TASK STATEMENT:
Copy out every one of the following lines word for word, with no changes.

**********

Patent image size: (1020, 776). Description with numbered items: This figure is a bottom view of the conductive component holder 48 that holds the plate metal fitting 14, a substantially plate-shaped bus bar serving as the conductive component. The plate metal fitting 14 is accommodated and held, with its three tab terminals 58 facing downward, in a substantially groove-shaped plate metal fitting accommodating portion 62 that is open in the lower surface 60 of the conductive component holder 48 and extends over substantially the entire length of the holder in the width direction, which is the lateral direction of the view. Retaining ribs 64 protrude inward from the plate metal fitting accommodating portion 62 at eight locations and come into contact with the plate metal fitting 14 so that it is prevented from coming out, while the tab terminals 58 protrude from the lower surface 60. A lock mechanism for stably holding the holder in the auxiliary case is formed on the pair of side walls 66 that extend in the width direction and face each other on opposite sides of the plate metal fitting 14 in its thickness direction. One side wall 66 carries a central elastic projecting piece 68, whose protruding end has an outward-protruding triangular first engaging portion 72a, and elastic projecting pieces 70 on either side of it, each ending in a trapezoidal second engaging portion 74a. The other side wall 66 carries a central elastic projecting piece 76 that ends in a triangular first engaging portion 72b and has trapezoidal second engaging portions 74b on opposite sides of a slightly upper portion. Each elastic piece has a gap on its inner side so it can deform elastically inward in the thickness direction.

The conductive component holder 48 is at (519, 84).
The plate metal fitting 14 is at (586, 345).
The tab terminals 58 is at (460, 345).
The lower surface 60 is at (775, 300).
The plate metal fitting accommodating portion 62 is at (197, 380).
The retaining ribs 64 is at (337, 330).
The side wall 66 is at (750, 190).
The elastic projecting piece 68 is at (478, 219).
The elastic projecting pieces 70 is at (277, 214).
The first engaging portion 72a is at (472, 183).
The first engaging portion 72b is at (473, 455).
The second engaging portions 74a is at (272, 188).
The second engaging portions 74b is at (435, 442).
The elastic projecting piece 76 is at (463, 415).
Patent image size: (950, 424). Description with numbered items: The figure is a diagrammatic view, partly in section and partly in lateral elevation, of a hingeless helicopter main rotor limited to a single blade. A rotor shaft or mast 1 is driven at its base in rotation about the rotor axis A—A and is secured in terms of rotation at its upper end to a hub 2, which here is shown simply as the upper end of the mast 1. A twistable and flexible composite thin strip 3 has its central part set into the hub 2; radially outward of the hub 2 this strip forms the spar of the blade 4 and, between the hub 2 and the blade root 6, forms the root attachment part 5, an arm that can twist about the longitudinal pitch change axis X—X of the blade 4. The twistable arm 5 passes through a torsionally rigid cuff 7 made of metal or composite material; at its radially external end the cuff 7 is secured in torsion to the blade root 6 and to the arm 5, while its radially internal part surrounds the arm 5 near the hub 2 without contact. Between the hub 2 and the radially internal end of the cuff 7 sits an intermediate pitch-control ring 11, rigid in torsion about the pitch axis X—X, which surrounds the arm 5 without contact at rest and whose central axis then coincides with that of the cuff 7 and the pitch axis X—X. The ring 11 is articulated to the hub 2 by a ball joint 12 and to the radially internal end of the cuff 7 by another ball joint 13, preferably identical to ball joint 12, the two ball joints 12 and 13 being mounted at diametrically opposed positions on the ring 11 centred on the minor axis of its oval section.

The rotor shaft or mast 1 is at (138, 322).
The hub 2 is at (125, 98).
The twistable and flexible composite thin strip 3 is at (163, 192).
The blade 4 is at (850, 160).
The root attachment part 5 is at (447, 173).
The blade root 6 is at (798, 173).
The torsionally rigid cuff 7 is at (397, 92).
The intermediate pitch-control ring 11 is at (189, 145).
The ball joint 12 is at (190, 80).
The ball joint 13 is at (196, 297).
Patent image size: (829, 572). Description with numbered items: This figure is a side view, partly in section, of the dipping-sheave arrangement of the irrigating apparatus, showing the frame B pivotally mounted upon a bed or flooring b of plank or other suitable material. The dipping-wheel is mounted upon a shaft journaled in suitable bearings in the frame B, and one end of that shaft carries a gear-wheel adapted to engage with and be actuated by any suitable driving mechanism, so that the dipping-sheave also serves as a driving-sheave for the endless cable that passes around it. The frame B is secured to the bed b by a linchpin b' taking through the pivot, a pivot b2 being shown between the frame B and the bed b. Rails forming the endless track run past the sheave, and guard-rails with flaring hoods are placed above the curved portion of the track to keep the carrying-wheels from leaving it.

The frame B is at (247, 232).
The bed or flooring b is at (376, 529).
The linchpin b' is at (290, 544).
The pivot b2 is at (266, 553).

**********

RESPONSE TO THIS TASK:
Patent image size: (1020, 776). Description with numbered items: This figure is a bottom view of the conductive component holder 48 that holds the plate metal fitting 14, a substantially plate-shaped bus bar serving as the conductive component. The plate metal fitting 14 is accommodated and held, with its three tab terminals 58 facing downward, in a substantially groove-shaped plate metal fitting accommodating portion 62 that is open in the lower surface 60 of the conductive component holder 48 and extends over substantially the entire length of the holder in the width direction, which is the lateral direction of the view. Retaining ribs 64 protrude inward from the plate metal fitting accommodating portion 62 at eight locations and come into contact with the plate metal fitting 14 so that it is prevented from coming out, while the tab terminals 58 protrude from the lower surface 60. A lock mechanism for stably holding the holder in the auxiliary case is formed on the pair of side walls 66 that extend in the width direction and face each other on opposite sides of the plate metal fitting 14 in its thickness direction. One side wall 66 carries a central elastic projecting piece 68, whose protruding end has an outward-protruding triangular first engaging portion 72a, and elastic projecting pieces 70 on either side of it, each ending in a trapezoidal second engaging portion 74a. The other side wall 66 carries a central elastic projecting piece 76 that ends in a triangular first engaging portion 72b and has trapezoidal second engaging portions 74b on opposite sides of a slightly upper portion. Each elastic piece has a gap on its inner side so it can deform elastically inward in the thickness direction.

The conductive component holder 48 is at (519, 84).
The plate metal fitting 14 is at (586, 345).
The tab terminals 58 is at (460, 345).
The lower surface 60 is at (775, 300).
The plate metal fitting accommodating portion 62 is at (197, 380).
The retaining ribs 64 is at (337, 330).
The side wall 66 is at (750, 190).
The elastic projecting piece 68 is at (478, 219).
The elastic projecting pieces 70 is at (277, 214).
The first engaging portion 72a is at (472, 183).
The first engaging portion 72b is at (473, 455).
The second engaging portions 74a is at (272, 188).
The second engaging portions 74b is at (435, 442).
The elastic projecting piece 76 is at (463, 415).
Patent image size: (950, 424). Description with numbered items: The figure is a diagrammatic view, partly in section and partly in lateral elevation, of a hingeless helicopter main rotor limited to a single blade. A rotor shaft or mast 1 is driven at its base in rotation about the rotor axis A—A and is secured in terms of rotation at its upper end to a hub 2, which here is shown simply as the upper end of the mast 1. A twistable and flexible composite thin strip 3 has its central part set into the hub 2; radially outward of the hub 2 this strip forms the spar of the blade 4 and, between the hub 2 and the blade root 6, forms the root attachment part 5, an arm that can twist about the longitudinal pitch change axis X—X of the blade 4. The twistable arm 5 passes through a torsionally rigid cuff 7 made of metal or composite material; at its radially external end the cuff 7 is secured in torsion to the blade root 6 and to the arm 5, while its radially internal part surrounds the arm 5 near the hub 2 without contact. Between the hub 2 and the radially internal end of the cuff 7 sits an intermediate pitch-control ring 11, rigid in torsion about the pitch axis X—X, which surrounds the arm 5 without contact at rest and whose central axis then coincides with that of the cuff 7 and the pitch axis X—X. The ring 11 is articulated to the hub 2 by a ball joint 12 and to the radially internal end of the cuff 7 by another ball joint 13, preferably identical to ball joint 12, the two ball joints 12 and 13 being mounted at diametrically opposed positions on the ring 11 centred on the minor axis of its oval section.

The rotor shaft or mast 1 is at (138, 322).
The hub 2 is at (125, 98).
The twistable and flexible composite thin strip 3 is at (163, 192).
The blade 4 is at (850, 160).
The root attachment part 5 is at (447, 173).
The blade root 6 is at (798, 173).
The torsionally rigid cuff 7 is at (397, 92).
The intermediate pitch-control ring 11 is at (189, 145).
The ball joint 12 is at (190, 80).
The ball joint 13 is at (196, 297).
Patent image size: (829, 572). Description with numbered items: This figure is a side view, partly in section, of the dipping-sheave arrangement of the irrigating apparatus, showing the frame B pivotally mounted upon a bed or flooring b of plank or other suitable material. The dipping-wheel is mounted upon a shaft journaled in suitable bearings in the frame B, and one end of that shaft carries a gear-wheel adapted to engage with and be actuated by any suitable driving mechanism, so that the dipping-sheave also serves as a driving-sheave for the endless cable that passes around it. The frame B is secured to the bed b by a linchpin b' taking through the pivot, a pivot b2 being shown between the frame B and the bed b. Rails forming the endless track run past the sheave, and guard-rails with flaring hoods are placed above the curved portion of the track to keep the carrying-wheels from leaving it.

The frame B is at (247, 232).
The bed or flooring b is at (376, 529).
The linchpin b' is at (290, 544).
The pivot b2 is at (266, 553).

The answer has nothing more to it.